* [DOCUMENT PASSAGE]
--
Just now, I looked up on the internet some information on adult permanent teeth. For some reason, as a new mother with no one to train me up, I took things like initial teething, nappy changing, first walks, first (and thankfully only) tumble down the stairs headfirst and first inoculation jabs in my and her stride. Now, when faced with this whole growing-of-12-additional-teeth thing, I find myself completely clueless and not a little scared, especially as everyone I know at school who has kids older than my daughter is yet to go through this.
The internet informed me that her first adult molars should come through at around age 6, then the front incisors will be lost and replaced from 7 years. [All approximately]. Obviously her first molars are already through, and her wails about hurting during tooth brushing times last month were not (again!) picked up by me at all. I thought she wasn’t spending enough time brushing in there, so made her do more (second guilty mother alert, but I’m getting nonchalant now). So, now we’re officially into the front incisors, and gapey-grin photographs, and actually losing teeth in all the blood and glory I vaguely recall from my own childhood.
Okay, so we’re a little ahead of the game of most of her school mates - and their older brothers too. But don’t ever let it be said The Thompsons are developmentally challenged. I figured I’d better prepare myself by working out what the going rate for tooth fairy visits might be.
I could ask some relatives, who have eight year old cousins of my daughter. Some of them have recently started losing their teeth (I understand now that it can go on until they’re at least twelve!). But they live elsewhere in the county, and I risk taking on false monetary units compared to what is accepted locally here in the village. I did another search only to find the following from a newspaper published early last year -
British Tooth Fairy Payouts Climb at 3x Inflation to £20 Million | ||
| Britain: Payouts by the tooth fairy have soared by 500 percent in 25 years to £20 million. The figure is three times the inflation rate and is approaching the rate of climb for housing prices which have jumped 600 percent in the same period. In 1982 the tooth fairy paid around 17p for a tooth. This has climbed to £1.05 in 2007 with payments ranging from an average of 95p in Wales to an average of £1.14 in London and the South-east. “The generosity of the tooth fairy has accelerated rapidly and shows no signs of abating. Teaching the value of money is often difficult but the tooth fairy is on hand to help…” said David White from the Children’s Mutual. | ||
| Source: www.express.co.uk | ||
This all seems not right. For some reason (rumours from my daughter’s aunt and uncles?) I thought at least £2 was the rate for one tooth - but perhaps that is just for the first one? Like some kind of incentive scheme. The rest will be paid with an inflationary scale in line with the mortgage rates, and higher cost of living.
--
[Rows from a dataset]
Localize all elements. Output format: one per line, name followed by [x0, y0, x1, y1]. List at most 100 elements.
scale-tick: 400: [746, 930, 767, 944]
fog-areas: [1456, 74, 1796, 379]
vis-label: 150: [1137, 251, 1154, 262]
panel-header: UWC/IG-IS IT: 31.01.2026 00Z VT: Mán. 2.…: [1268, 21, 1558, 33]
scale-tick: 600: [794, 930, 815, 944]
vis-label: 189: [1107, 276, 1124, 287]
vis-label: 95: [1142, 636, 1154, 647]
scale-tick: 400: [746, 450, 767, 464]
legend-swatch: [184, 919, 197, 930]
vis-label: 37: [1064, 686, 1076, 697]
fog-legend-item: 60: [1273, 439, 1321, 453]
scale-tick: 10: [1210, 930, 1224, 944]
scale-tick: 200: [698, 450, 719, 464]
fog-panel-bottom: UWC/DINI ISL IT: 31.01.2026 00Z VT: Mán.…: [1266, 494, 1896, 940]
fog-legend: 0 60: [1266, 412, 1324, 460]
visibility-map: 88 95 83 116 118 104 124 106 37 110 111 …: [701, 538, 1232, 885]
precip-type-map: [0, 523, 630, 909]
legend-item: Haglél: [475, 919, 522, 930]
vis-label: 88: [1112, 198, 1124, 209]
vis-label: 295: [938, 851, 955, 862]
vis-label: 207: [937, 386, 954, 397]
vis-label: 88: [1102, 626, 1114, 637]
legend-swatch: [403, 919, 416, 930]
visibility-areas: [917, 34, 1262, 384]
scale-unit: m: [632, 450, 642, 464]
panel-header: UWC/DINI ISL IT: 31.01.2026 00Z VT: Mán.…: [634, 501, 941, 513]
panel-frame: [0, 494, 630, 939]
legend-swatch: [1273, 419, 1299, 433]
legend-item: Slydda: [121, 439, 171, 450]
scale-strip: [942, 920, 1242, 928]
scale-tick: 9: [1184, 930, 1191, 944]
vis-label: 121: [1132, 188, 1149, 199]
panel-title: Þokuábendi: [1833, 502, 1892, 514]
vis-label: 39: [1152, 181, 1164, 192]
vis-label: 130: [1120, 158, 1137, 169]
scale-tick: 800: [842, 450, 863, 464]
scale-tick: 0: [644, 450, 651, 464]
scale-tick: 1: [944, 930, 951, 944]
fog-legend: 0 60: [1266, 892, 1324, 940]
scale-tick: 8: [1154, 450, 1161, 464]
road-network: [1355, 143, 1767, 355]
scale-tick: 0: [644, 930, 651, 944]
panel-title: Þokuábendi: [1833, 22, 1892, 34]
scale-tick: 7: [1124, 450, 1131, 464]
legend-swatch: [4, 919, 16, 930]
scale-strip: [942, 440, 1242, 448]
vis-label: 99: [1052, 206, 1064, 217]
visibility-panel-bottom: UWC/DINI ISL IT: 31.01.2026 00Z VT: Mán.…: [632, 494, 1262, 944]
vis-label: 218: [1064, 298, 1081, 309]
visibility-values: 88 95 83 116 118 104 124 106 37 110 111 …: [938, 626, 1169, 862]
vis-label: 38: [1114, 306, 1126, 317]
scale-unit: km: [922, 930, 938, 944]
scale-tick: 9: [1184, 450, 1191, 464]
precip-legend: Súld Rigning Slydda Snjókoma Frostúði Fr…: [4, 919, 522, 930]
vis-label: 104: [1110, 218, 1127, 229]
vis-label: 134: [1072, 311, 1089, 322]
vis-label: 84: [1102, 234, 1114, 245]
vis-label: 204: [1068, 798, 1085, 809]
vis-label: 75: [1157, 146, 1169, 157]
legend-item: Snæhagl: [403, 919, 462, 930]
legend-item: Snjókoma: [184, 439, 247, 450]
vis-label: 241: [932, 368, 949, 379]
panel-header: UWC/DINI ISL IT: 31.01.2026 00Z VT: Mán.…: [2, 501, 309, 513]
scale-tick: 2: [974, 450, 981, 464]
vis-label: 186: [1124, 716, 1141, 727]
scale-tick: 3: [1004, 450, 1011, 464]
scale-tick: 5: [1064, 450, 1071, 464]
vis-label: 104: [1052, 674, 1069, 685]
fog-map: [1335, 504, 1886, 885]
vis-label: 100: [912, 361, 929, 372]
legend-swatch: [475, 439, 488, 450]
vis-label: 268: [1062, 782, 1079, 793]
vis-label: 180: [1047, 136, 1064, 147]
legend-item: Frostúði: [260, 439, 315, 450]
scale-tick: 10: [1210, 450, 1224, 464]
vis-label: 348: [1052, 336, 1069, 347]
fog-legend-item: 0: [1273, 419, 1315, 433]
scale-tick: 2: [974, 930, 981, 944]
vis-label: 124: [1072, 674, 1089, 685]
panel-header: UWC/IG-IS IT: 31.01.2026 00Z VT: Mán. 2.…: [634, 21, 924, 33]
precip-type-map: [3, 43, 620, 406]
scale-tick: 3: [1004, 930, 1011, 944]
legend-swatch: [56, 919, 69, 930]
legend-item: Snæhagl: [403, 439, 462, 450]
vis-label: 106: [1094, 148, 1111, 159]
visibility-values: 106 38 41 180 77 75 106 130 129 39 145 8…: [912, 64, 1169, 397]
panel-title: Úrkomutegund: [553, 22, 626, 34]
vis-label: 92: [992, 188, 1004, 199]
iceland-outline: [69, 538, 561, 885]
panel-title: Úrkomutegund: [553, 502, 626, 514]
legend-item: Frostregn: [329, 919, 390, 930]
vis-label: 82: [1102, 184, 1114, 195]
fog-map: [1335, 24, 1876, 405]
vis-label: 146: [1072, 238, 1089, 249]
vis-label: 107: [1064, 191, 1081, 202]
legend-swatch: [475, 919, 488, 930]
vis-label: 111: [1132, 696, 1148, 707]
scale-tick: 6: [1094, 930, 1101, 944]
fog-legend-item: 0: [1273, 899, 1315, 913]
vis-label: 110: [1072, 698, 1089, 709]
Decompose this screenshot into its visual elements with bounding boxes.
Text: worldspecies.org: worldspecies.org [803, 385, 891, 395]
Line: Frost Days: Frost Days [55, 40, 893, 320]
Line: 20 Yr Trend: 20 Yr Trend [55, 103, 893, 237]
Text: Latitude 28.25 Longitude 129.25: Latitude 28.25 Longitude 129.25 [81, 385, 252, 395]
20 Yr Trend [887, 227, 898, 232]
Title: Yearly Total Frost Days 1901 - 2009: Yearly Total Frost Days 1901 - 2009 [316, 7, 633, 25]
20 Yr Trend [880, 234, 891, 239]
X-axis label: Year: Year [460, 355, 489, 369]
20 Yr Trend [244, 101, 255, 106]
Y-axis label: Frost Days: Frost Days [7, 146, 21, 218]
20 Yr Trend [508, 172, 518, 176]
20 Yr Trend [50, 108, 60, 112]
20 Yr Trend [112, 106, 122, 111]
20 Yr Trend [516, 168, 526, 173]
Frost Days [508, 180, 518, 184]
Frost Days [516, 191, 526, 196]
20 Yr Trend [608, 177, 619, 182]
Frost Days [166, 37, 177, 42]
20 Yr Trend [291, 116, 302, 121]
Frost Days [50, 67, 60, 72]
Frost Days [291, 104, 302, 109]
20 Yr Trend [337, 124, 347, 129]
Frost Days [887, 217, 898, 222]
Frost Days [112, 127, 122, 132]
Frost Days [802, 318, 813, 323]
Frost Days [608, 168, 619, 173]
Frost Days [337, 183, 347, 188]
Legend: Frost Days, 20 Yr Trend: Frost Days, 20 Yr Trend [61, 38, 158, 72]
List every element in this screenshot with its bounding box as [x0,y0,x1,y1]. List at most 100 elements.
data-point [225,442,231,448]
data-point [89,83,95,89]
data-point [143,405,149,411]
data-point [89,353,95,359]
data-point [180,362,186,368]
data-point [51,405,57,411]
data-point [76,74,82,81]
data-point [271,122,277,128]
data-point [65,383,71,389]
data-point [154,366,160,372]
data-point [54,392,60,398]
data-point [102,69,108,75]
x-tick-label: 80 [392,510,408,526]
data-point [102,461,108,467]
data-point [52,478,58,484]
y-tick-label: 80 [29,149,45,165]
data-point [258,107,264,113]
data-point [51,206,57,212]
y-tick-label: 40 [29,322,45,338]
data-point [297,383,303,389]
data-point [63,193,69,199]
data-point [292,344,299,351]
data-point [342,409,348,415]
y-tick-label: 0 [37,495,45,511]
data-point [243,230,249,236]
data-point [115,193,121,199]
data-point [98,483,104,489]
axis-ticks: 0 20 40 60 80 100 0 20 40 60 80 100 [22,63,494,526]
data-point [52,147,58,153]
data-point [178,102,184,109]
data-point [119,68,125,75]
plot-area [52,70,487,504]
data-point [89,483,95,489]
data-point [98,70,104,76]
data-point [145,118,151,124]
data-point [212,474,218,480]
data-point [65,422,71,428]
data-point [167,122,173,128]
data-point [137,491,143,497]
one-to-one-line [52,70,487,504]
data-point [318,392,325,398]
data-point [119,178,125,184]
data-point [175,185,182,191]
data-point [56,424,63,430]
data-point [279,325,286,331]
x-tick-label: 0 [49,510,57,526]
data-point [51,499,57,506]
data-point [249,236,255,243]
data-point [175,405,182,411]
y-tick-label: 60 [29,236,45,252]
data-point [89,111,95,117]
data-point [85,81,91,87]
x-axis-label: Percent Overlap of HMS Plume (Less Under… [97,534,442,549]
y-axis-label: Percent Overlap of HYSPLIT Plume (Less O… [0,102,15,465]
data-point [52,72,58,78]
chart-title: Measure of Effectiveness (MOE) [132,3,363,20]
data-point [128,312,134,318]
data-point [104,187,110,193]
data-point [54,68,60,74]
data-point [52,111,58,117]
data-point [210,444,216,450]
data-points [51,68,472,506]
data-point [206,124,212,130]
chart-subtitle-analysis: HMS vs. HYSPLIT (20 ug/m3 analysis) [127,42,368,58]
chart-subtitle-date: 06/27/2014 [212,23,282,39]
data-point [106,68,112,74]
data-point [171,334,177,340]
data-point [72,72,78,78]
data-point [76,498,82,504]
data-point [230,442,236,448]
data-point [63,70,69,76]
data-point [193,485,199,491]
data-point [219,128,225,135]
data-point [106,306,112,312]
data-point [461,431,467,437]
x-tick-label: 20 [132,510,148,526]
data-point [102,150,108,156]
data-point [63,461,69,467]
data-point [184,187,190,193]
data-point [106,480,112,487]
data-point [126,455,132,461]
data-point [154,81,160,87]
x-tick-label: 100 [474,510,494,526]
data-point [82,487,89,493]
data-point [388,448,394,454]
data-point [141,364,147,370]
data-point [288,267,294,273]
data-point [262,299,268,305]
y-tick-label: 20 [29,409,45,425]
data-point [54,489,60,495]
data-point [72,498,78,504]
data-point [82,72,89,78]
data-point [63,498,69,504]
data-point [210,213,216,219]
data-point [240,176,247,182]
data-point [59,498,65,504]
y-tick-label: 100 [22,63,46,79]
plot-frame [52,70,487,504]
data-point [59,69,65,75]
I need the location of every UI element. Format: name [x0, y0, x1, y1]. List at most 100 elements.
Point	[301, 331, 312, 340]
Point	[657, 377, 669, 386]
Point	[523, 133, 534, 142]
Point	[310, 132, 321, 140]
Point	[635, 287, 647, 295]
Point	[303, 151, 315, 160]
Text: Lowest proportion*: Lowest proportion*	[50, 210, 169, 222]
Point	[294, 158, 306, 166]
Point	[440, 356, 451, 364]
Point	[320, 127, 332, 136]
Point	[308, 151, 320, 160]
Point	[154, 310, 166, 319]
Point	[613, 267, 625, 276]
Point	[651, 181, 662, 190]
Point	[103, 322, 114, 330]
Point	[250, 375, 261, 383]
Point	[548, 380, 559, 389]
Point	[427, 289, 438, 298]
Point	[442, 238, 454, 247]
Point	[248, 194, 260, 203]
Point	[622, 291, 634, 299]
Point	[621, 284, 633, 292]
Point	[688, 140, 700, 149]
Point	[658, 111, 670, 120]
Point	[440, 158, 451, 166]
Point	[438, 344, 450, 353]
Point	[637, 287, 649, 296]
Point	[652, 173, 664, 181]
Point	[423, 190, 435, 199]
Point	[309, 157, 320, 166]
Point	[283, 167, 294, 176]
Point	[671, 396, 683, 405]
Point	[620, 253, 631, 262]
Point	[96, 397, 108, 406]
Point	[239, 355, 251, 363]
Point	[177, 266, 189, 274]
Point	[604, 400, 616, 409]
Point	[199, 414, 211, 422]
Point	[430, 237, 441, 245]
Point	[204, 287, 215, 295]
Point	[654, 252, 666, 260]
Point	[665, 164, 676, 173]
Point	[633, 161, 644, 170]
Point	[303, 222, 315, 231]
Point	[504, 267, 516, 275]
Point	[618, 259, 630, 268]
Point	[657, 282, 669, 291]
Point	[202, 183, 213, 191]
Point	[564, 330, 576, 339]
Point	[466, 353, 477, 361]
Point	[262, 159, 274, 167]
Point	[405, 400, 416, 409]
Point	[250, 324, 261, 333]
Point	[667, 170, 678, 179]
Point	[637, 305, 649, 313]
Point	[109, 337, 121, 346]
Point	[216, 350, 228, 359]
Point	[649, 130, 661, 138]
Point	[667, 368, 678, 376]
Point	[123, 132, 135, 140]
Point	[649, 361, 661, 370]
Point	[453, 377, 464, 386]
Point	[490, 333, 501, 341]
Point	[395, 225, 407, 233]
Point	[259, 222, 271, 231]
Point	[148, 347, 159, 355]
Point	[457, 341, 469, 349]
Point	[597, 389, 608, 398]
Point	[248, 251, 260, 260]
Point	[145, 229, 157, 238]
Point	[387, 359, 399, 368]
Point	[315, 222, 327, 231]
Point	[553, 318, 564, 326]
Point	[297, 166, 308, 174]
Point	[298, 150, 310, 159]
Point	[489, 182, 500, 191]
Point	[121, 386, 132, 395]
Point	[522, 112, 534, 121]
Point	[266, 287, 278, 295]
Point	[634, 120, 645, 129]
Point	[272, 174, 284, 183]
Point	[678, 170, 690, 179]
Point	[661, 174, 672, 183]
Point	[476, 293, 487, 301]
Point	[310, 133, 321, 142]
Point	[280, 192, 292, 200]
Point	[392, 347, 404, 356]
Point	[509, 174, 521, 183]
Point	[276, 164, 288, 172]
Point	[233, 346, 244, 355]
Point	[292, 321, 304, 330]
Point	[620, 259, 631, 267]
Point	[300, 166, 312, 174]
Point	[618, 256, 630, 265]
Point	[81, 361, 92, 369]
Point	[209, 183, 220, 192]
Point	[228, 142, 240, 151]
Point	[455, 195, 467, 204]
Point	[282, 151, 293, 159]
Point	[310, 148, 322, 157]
--
* [EXERCISE]
Carry on the piece about working out the tooth fairy's going rate, starting right after its final sentence. The rows aren't needed for this.

* [ANSWER TO THE TASK]
Then again, why on earth would the tooth fairy be bothered with interest and inflation rates? She’s a fairy afterall - all she needs to worry about is what to do with all those teeth she’s collecting. As an additional side, I must add that the tooth fairy has some almighty power with my daughter lately. Previously I was hard-pushed to convince her that fairies actually existed (sacrilege for this fairy-loving mother, who wishes there really were little dancing creatures at the bottom of her garden). Even as a two year old, she refused to go looking for them. Fairies were like monsters - they only appeared in cartoons (or Monsters Inc). Somehow, however, she remained convinced of the reality of Santa Claus and the Easter Bunny.
Suddenly, with the power of the almighty “money” thing jangling into the future, my daughter seems to now believe in fairies. Afterall, she informs me, the tooth fairy really does exist, so other fairies must do too. I questioned more into this, of course. What does the tooth fairy look like, then? Well, she’s obviously big enough to carry money around, and that’s basically it, was the response. The rest, it appears, is superfluous. The tooth fairy could be green haired, with one eye (like Mike from Monsters Inc) as far as my daughter is concerned. My daughter thinks a penny might be big enough to swap out for her tooth. That’s very generous of her, but she would likely become the laughing stock of the neighbourhood if satisfied with a simple penny per tooth, and I just can’t do that to her, no matter how confined the tooth fairie’s wallet may be of late.
Obviously not wanting to set a precedent which will have me become the arch enemy of the entire schoolground parent posse (particularly as my hubbie is now a school governor) I know now that I must conduct some very thorough on-the-job journalistic research, and interview anyone with a child locally who may have a view on how much the tooth fairy is willing to heave over for a piece of enamel.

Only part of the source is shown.